Your instructions – Each record below should appear again exactly as written.

Information given –

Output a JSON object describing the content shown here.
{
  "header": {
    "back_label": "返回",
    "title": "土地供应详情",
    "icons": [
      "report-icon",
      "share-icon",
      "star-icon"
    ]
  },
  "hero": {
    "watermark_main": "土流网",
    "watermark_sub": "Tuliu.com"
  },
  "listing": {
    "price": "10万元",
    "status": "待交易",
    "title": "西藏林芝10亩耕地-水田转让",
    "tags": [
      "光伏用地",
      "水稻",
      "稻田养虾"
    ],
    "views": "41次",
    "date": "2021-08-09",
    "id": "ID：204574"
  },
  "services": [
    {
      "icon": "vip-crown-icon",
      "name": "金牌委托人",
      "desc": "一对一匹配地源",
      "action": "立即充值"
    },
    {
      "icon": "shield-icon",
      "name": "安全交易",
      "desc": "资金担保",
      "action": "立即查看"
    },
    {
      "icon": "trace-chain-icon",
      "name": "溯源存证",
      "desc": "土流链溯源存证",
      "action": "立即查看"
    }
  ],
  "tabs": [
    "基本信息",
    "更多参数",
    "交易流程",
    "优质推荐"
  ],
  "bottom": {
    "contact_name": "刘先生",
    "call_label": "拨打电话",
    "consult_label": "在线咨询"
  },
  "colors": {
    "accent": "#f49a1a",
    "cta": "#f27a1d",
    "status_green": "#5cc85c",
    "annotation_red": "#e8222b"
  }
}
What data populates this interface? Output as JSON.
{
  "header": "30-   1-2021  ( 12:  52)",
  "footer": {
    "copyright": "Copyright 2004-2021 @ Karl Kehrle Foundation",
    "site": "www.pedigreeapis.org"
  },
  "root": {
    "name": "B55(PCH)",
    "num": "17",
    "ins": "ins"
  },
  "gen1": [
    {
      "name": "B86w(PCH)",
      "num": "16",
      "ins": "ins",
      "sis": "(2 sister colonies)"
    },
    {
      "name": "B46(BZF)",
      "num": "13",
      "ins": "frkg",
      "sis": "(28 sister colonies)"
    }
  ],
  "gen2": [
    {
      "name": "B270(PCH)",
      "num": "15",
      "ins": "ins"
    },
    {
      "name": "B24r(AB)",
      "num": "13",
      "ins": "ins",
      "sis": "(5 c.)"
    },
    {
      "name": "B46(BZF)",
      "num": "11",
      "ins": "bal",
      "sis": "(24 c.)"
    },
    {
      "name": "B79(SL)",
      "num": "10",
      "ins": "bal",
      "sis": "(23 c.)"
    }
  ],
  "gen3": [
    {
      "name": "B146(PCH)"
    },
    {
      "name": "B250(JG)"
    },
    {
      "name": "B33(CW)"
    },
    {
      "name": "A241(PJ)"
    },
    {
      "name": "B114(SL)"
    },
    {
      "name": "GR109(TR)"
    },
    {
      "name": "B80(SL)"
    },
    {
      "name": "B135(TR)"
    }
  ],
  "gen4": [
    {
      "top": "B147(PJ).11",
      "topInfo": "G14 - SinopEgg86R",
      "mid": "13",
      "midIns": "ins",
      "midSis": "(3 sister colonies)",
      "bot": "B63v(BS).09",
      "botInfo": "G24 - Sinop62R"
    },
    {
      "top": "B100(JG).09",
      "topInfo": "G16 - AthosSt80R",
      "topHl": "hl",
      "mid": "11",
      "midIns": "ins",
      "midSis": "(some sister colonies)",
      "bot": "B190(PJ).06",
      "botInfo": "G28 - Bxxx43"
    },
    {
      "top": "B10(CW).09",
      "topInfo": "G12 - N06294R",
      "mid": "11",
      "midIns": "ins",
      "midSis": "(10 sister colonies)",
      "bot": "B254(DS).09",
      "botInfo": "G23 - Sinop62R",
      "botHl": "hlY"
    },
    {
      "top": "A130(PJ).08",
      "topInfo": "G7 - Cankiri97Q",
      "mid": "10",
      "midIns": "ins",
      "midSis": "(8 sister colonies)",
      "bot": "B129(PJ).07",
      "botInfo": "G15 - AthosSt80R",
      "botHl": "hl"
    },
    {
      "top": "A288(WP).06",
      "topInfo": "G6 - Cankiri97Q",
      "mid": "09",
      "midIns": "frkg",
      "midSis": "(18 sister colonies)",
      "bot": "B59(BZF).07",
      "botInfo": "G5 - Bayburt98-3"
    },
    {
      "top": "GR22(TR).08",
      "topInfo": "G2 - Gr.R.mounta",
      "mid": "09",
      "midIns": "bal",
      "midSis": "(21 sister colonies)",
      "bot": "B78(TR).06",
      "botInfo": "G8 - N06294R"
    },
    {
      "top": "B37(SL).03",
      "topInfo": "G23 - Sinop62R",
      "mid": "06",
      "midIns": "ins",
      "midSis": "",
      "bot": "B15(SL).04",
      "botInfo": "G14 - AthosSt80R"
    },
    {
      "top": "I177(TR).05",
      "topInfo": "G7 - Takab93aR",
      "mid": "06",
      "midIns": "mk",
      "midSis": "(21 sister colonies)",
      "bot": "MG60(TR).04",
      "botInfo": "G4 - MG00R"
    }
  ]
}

Right answer –
Output a JSON object describing the content shown here.
{
  "header": {
    "back_label": "返回",
    "title": "土地供应详情",
    "icons": [
      "report-icon",
      "share-icon",
      "star-icon"
    ]
  },
  "hero": {
    "watermark_main": "土流网",
    "watermark_sub": "Tuliu.com"
  },
  "listing": {
    "price": "10万元",
    "status": "待交易",
    "title": "西藏林芝10亩耕地-水田转让",
    "tags": [
      "光伏用地",
      "水稻",
      "稻田养虾"
    ],
    "views": "41次",
    "date": "2021-08-09",
    "id": "ID：204574"
  },
  "services": [
    {
      "icon": "vip-crown-icon",
      "name": "金牌委托人",
      "desc": "一对一匹配地源",
      "action": "立即充值"
    },
    {
      "icon": "shield-icon",
      "name": "安全交易",
      "desc": "资金担保",
      "action": "立即查看"
    },
    {
      "icon": "trace-chain-icon",
      "name": "溯源存证",
      "desc": "土流链溯源存证",
      "action": "立即查看"
    }
  ],
  "tabs": [
    "基本信息",
    "更多参数",
    "交易流程",
    "优质推荐"
  ],
  "bottom": {
    "contact_name": "刘先生",
    "call_label": "拨打电话",
    "consult_label": "在线咨询"
  },
  "colors": {
    "accent": "#f49a1a",
    "cta": "#f27a1d",
    "status_green": "#5cc85c",
    "annotation_red": "#e8222b"
  }
}
What data populates this interface? Output as JSON.
{
  "header": "30-   1-2021  ( 12:  52)",
  "footer": {
    "copyright": "Copyright 2004-2021 @ Karl Kehrle Foundation",
    "site": "www.pedigreeapis.org"
  },
  "root": {
    "name": "B55(PCH)",
    "num": "17",
    "ins": "ins"
  },
  "gen1": [
    {
      "name": "B86w(PCH)",
      "num": "16",
      "ins": "ins",
      "sis": "(2 sister colonies)"
    },
    {
      "name": "B46(BZF)",
      "num": "13",
      "ins": "frkg",
      "sis": "(28 sister colonies)"
    }
  ],
  "gen2": [
    {
      "name": "B270(PCH)",
      "num": "15",
      "ins": "ins"
    },
    {
      "name": "B24r(AB)",
      "num": "13",
      "ins": "ins",
      "sis": "(5 c.)"
    },
    {
      "name": "B46(BZF)",
      "num": "11",
      "ins": "bal",
      "sis": "(24 c.)"
    },
    {
      "name": "B79(SL)",
      "num": "10",
      "ins": "bal",
      "sis": "(23 c.)"
    }
  ],
  "gen3": [
    {
      "name": "B146(PCH)"
    },
    {
      "name": "B250(JG)"
    },
    {
      "name": "B33(CW)"
    },
    {
      "name": "A241(PJ)"
    },
    {
      "name": "B114(SL)"
    },
    {
      "name": "GR109(TR)"
    },
    {
      "name": "B80(SL)"
    },
    {
      "name": "B135(TR)"
    }
  ],
  "gen4": [
    {
      "top": "B147(PJ).11",
      "topInfo": "G14 - SinopEgg86R",
      "mid": "13",
      "midIns": "ins",
      "midSis": "(3 sister colonies)",
      "bot": "B63v(BS).09",
      "botInfo": "G24 - Sinop62R"
    },
    {
      "top": "B100(JG).09",
      "topInfo": "G16 - AthosSt80R",
      "topHl": "hl",
      "mid": "11",
      "midIns": "ins",
      "midSis": "(some sister colonies)",
      "bot": "B190(PJ).06",
      "botInfo": "G28 - Bxxx43"
    },
    {
      "top": "B10(CW).09",
      "topInfo": "G12 - N06294R",
      "mid": "11",
      "midIns": "ins",
      "midSis": "(10 sister colonies)",
      "bot": "B254(DS).09",
      "botInfo": "G23 - Sinop62R",
      "botHl": "hlY"
    },
    {
      "top": "A130(PJ).08",
      "topInfo": "G7 - Cankiri97Q",
      "mid": "10",
      "midIns": "ins",
      "midSis": "(8 sister colonies)",
      "bot": "B129(PJ).07",
      "botInfo": "G15 - AthosSt80R",
      "botHl": "hl"
    },
    {
      "top": "A288(WP).06",
      "topInfo": "G6 - Cankiri97Q",
      "mid": "09",
      "midIns": "frkg",
      "midSis": "(18 sister colonies)",
      "bot": "B59(BZF).07",
      "botInfo": "G5 - Bayburt98-3"
    },
    {
      "top": "GR22(TR).08",
      "topInfo": "G2 - Gr.R.mounta",
      "mid": "09",
      "midIns": "bal",
      "midSis": "(21 sister colonies)",
      "bot": "B78(TR).06",
      "botInfo": "G8 - N06294R"
    },
    {
      "top": "B37(SL).03",
      "topInfo": "G23 - Sinop62R",
      "mid": "06",
      "midIns": "ins",
      "midSis": "",
      "bot": "B15(SL).04",
      "botInfo": "G14 - AthosSt80R"
    },
    {
      "top": "I177(TR).05",
      "topInfo": "G7 - Takab93aR",
      "mid": "06",
      "midIns": "mk",
      "midSis": "(21 sister colonies)",
      "bot": "MG60(TR).04",
      "botInfo": "G4 - MG00R"
    }
  ]
}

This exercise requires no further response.